Information supplied ::
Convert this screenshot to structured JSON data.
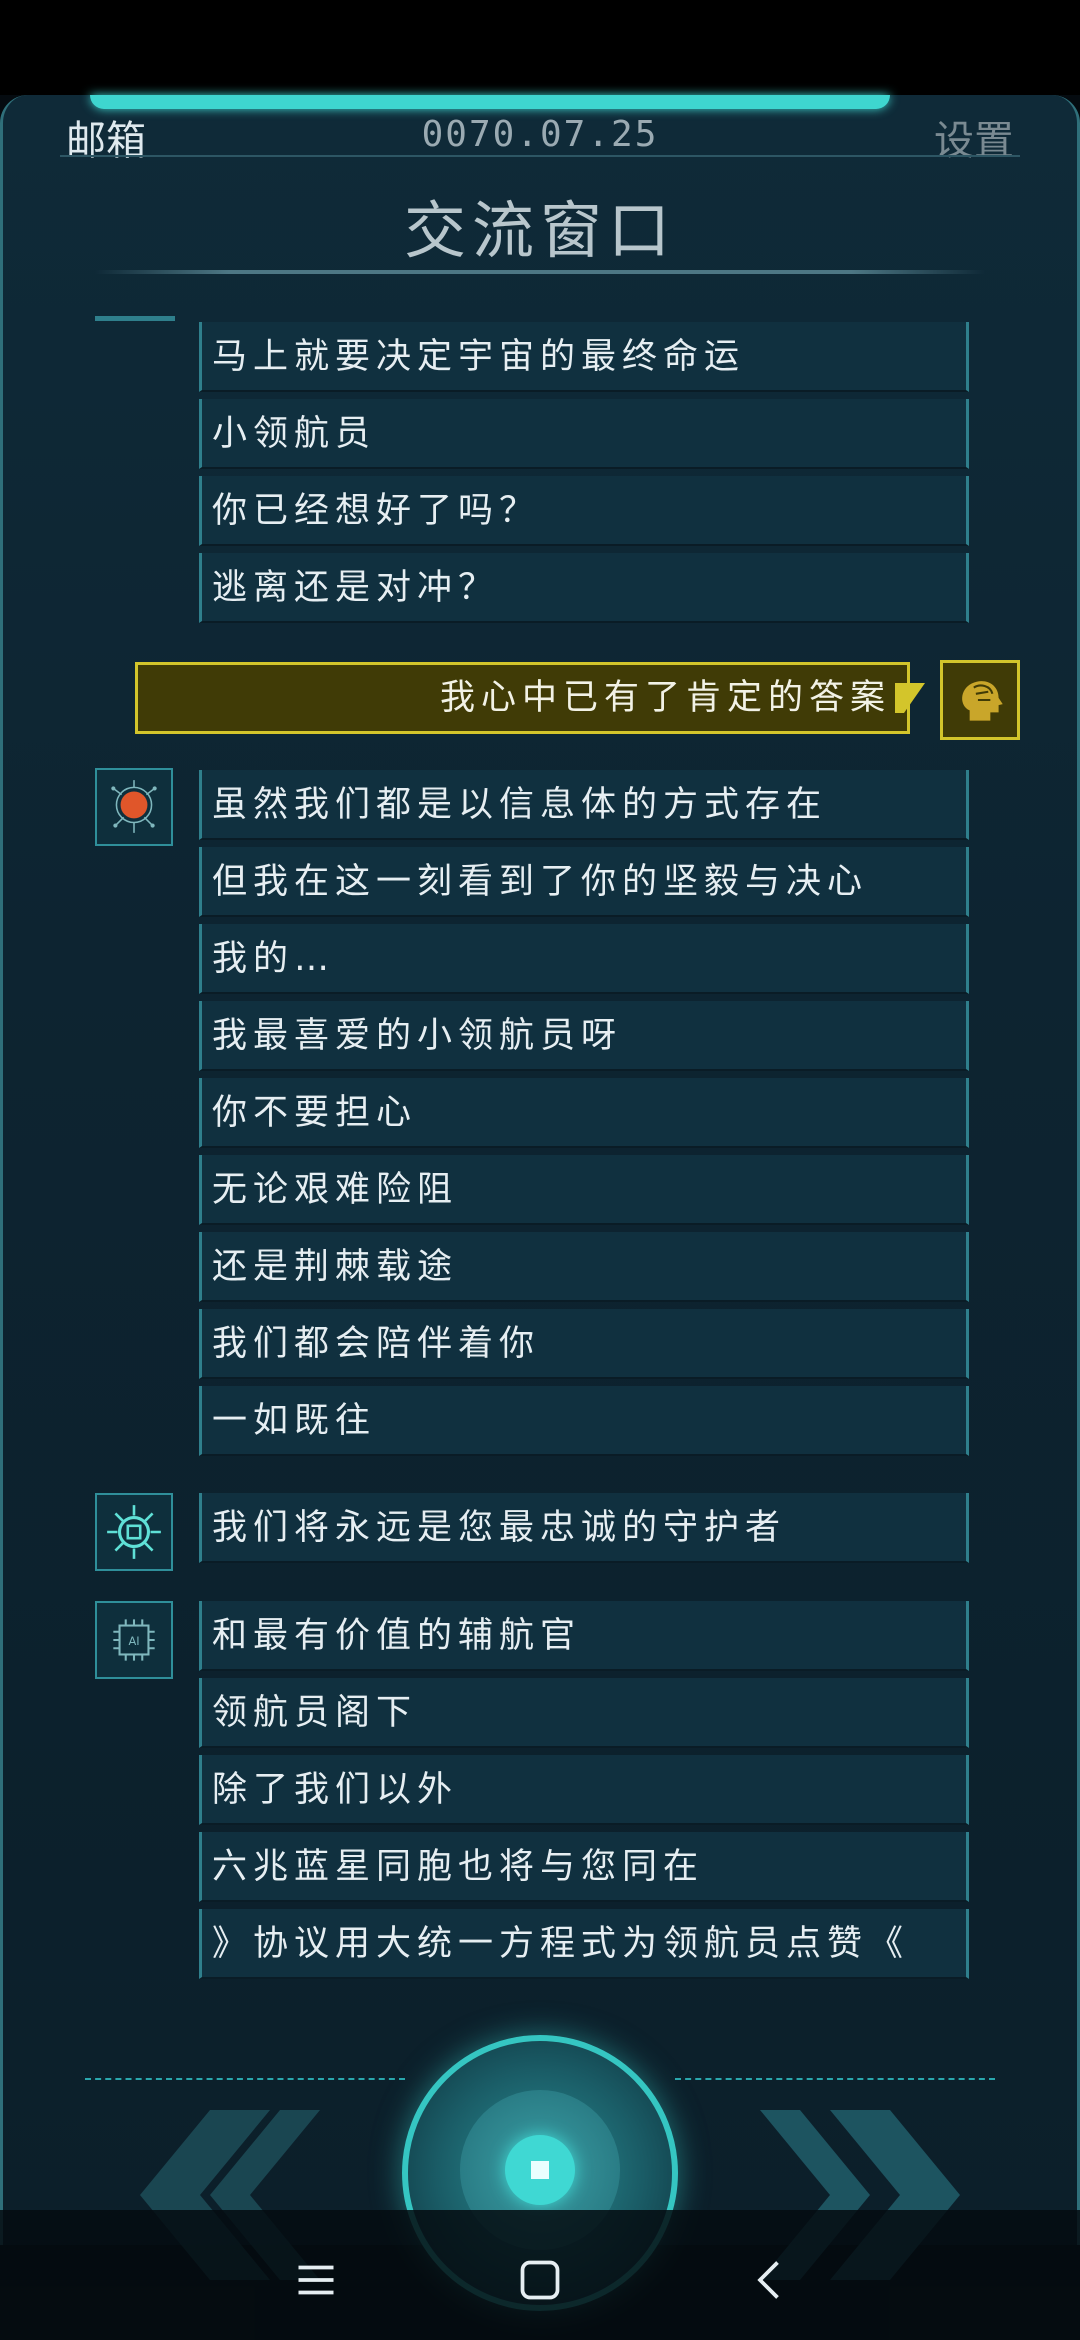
{
  "header": {
    "left_label": "邮箱",
    "date": "0070.07.25",
    "right_label": "设置",
    "title": "交流窗口"
  },
  "group1": {
    "messages": [
      "马上就要决定宇宙的最终命运",
      "小领航员",
      "你已经想好了吗？",
      "逃离还是对冲？"
    ]
  },
  "reply": {
    "text": "我心中已有了肯定的答案",
    "avatar_icon": "brain-head-icon"
  },
  "group2": {
    "avatar_icon": "red-planet-network-icon",
    "messages": [
      "虽然我们都是以信息体的方式存在",
      "但我在这一刻看到了你的坚毅与决心",
      "我的…",
      "我最喜爱的小领航员呀",
      "你不要担心",
      "无论艰难险阻",
      "还是荆棘载途",
      "我们都会陪伴着你",
      "一如既往"
    ]
  },
  "group3": {
    "avatar_icon": "chip-bug-icon",
    "messages": [
      "我们将永远是您最忠诚的守护者"
    ]
  },
  "group4": {
    "avatar_icon": "ai-chip-icon",
    "avatar_text": "AI",
    "messages": [
      "和最有价值的辅航官",
      "领航员阁下",
      "除了我们以外",
      "六兆蓝星同胞也将与您同在",
      "》协议用大统一方程式为领航员点赞《"
    ]
  },
  "colors": {
    "accent": "#3ed6cf",
    "message_bg": "#10303f",
    "reply_bg": "#403b06",
    "reply_border": "#d3c52b"
  }
}
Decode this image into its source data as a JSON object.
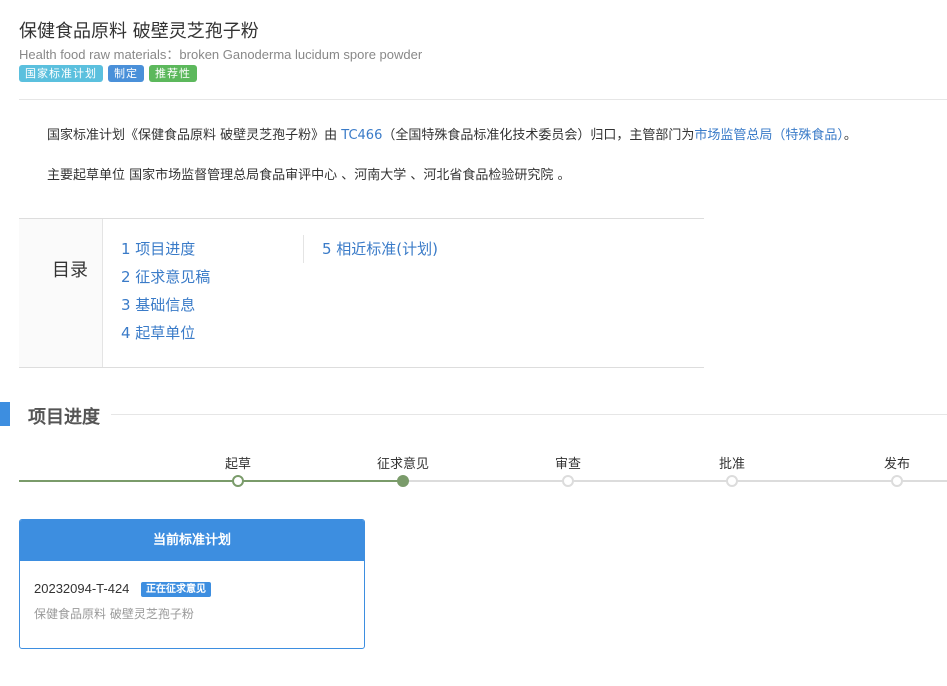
{
  "header": {
    "title": "保健食品原料 破壁灵芝孢子粉",
    "subtitle": "Health food raw materials：broken Ganoderma lucidum spore powder",
    "tags": [
      {
        "label": "国家标准计划",
        "color": "#5bc0de"
      },
      {
        "label": "制定",
        "color": "#4a90d9"
      },
      {
        "label": "推荐性",
        "color": "#5cb85c"
      }
    ]
  },
  "description": {
    "line1_prefix": "国家标准计划《保健食品原料 破壁灵芝孢子粉》由 ",
    "tc_link": "TC466",
    "line1_mid": "（全国特殊食品标准化技术委员会）归口，主管部门为",
    "dept_link": "市场监管总局（特殊食品）",
    "line1_suffix": "。",
    "line2": "主要起草单位 国家市场监督管理总局食品审评中心 、河南大学 、河北省食品检验研究院 。"
  },
  "toc": {
    "label": "目录",
    "items": [
      "1  项目进度",
      "2  征求意见稿",
      "3  基础信息",
      "4  起草单位",
      "5  相近标准(计划)"
    ]
  },
  "progress": {
    "section_title": "项目进度",
    "current_index": 1,
    "steps": [
      {
        "label": "起草",
        "state": "done"
      },
      {
        "label": "征求意见",
        "state": "current"
      },
      {
        "label": "审查",
        "state": "pending"
      },
      {
        "label": "批准",
        "state": "pending"
      },
      {
        "label": "发布",
        "state": "pending"
      }
    ],
    "colors": {
      "done": "#7a9b6a",
      "pending": "#dcdcdc"
    }
  },
  "card": {
    "header": "当前标准计划",
    "code": "20232094-T-424",
    "badge": "正在征求意见",
    "name": "保健食品原料 破壁灵芝孢子粉",
    "accent": "#3d8ee0"
  }
}
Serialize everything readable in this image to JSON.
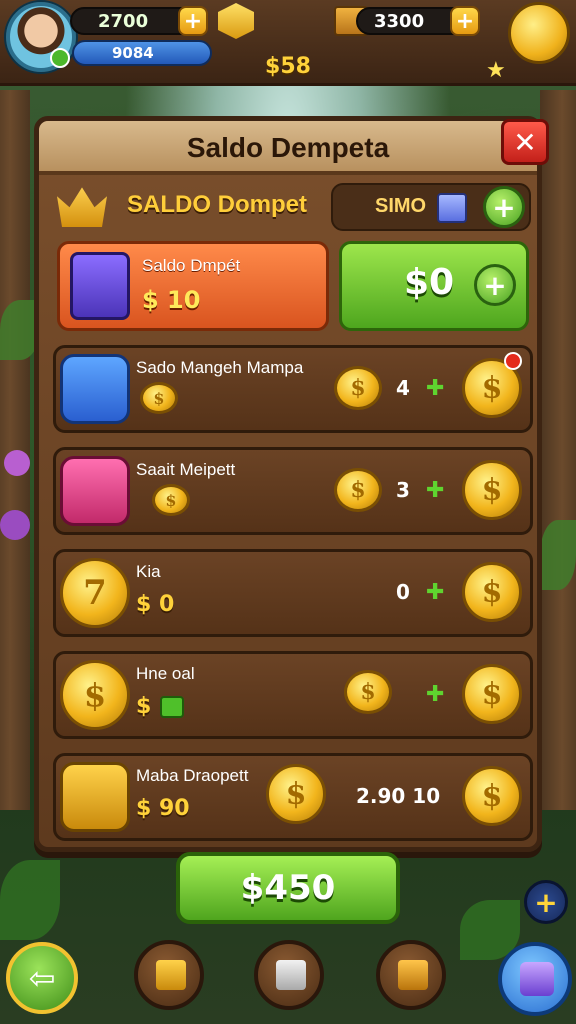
{
  "hud": {
    "gems": "2700",
    "xp_text": "9084",
    "cash": "3300",
    "plus_glyph": "+",
    "money": "$58"
  },
  "panel": {
    "title": "Saldo Dempeta",
    "close_glyph": "✕",
    "sub_title": "SALDO Dompet",
    "sub_chip_label": "SIMO",
    "plus_glyph": "+"
  },
  "feature": {
    "name": "Saldo Dmpét",
    "value": "$ 10",
    "green_value": "$0"
  },
  "rows": [
    {
      "name": "Sado Mangeh Mampa",
      "value": "",
      "count": "4",
      "coin_glyph": "$",
      "tag": "✚"
    },
    {
      "name": "Saait Meipett",
      "value": "",
      "count": "3",
      "coin_glyph": "$",
      "tag": "✚"
    },
    {
      "name": "Kia",
      "value": "$ 0",
      "count": "0",
      "coin_glyph": "$",
      "tag": "✚"
    },
    {
      "name": "Hne oal",
      "value": "$",
      "count": "",
      "coin_glyph": "$",
      "tag": "✚"
    },
    {
      "name": "Maba Draopett",
      "value": "$ 90",
      "count": "2.90 10",
      "coin_glyph": "$",
      "tag": ""
    }
  ],
  "bottom": {
    "buy_label": "$450",
    "back_glyph": "⇦",
    "fab_plus": "+"
  },
  "colors": {
    "accent_green": "#4fa51e",
    "accent_orange": "#d9541f",
    "gold": "#ffd23a",
    "panel_brown": "#5e3a1e",
    "close_red": "#c3201a"
  },
  "icons": [
    "avatar-icon",
    "gem-icon",
    "cash-icon",
    "shop-coin-icon",
    "crown-icon",
    "box-icon",
    "coin-icon",
    "back-arrow-icon",
    "gift-icon"
  ]
}
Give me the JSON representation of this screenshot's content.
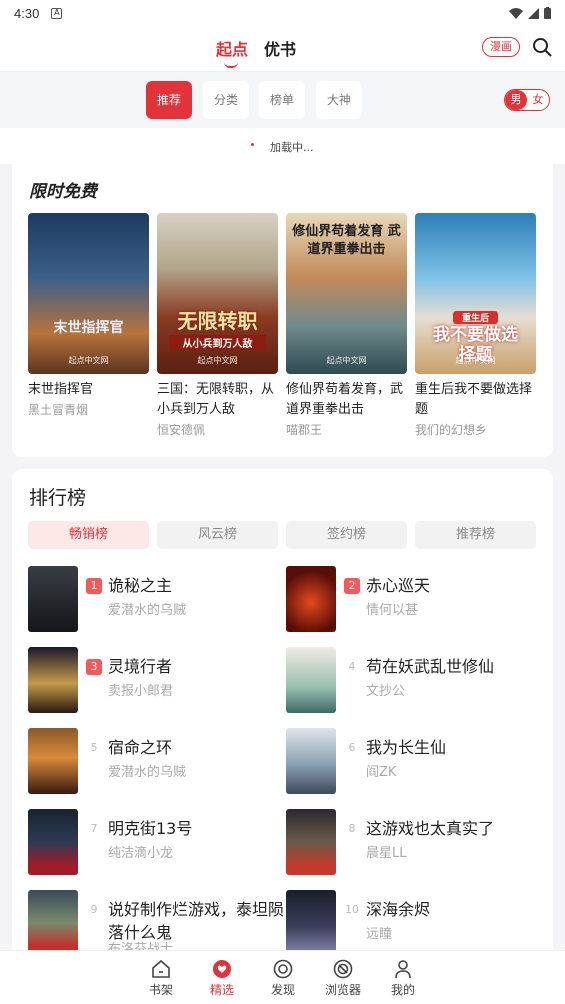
{
  "status": {
    "time": "4:30"
  },
  "header": {
    "tabs": [
      "起点",
      "优书"
    ],
    "comic_label": "漫画"
  },
  "categories": [
    "推荐",
    "分类",
    "榜单",
    "大神"
  ],
  "gender": {
    "male": "男",
    "female": "女"
  },
  "loading_text": "加载中...",
  "free_section": {
    "title": "限时免费",
    "books": [
      {
        "title": "末世指挥官",
        "author": "黑土冒青烟",
        "cover_text": "末世指挥官",
        "brand": "起点中文网"
      },
      {
        "title": "三国：无限转职，从小兵到万人敌",
        "author": "恒安德佩",
        "cover_text": "无限转职",
        "cover_sub": "从小兵到万人敌",
        "brand": "起点中文网"
      },
      {
        "title": "修仙界苟着发育，武道界重拳出击",
        "author": "喵郡王",
        "cover_text": "修仙界苟着发育 武道界重拳出击",
        "brand": "起点中文网"
      },
      {
        "title": "重生后我不要做选择题",
        "author": "我们的幻想乡",
        "cover_text": "我不要做选择题",
        "cover_sub": "重生后",
        "brand": "起点中文网"
      }
    ]
  },
  "rank_section": {
    "title": "排行榜",
    "tabs": [
      "畅销榜",
      "风云榜",
      "签约榜",
      "推荐榜"
    ],
    "items": [
      {
        "rank": "1",
        "title": "诡秘之主",
        "author": "爱潜水的乌贼"
      },
      {
        "rank": "2",
        "title": "赤心巡天",
        "author": "情何以甚"
      },
      {
        "rank": "3",
        "title": "灵境行者",
        "author": "卖报小郎君"
      },
      {
        "rank": "4",
        "title": "苟在妖武乱世修仙",
        "author": "文抄公"
      },
      {
        "rank": "5",
        "title": "宿命之环",
        "author": "爱潜水的乌贼"
      },
      {
        "rank": "6",
        "title": "我为长生仙",
        "author": "阎ZK"
      },
      {
        "rank": "7",
        "title": "明克街13号",
        "author": "纯洁滴小龙"
      },
      {
        "rank": "8",
        "title": "这游戏也太真实了",
        "author": "晨星LL"
      },
      {
        "rank": "9",
        "title": "说好制作烂游戏，泰坦陨落什么鬼",
        "author": "布洛芬战士"
      },
      {
        "rank": "10",
        "title": "深海余烬",
        "author": "远瞳"
      }
    ]
  },
  "bottom_nav": [
    "书架",
    "精选",
    "发现",
    "浏览器",
    "我的"
  ]
}
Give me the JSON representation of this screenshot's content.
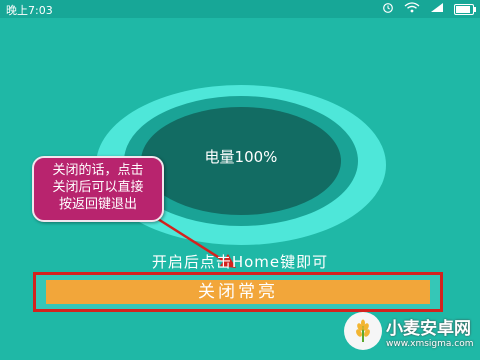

Task to carry out ::
Look through the material above. Copy each line where the word "武道界重拳出击" appears.

Answer to the task ::
        "title": "修仙界苟着发育，武道界重拳出击",
        "cover_text": "修仙界苟着发育 武道界重拳出击",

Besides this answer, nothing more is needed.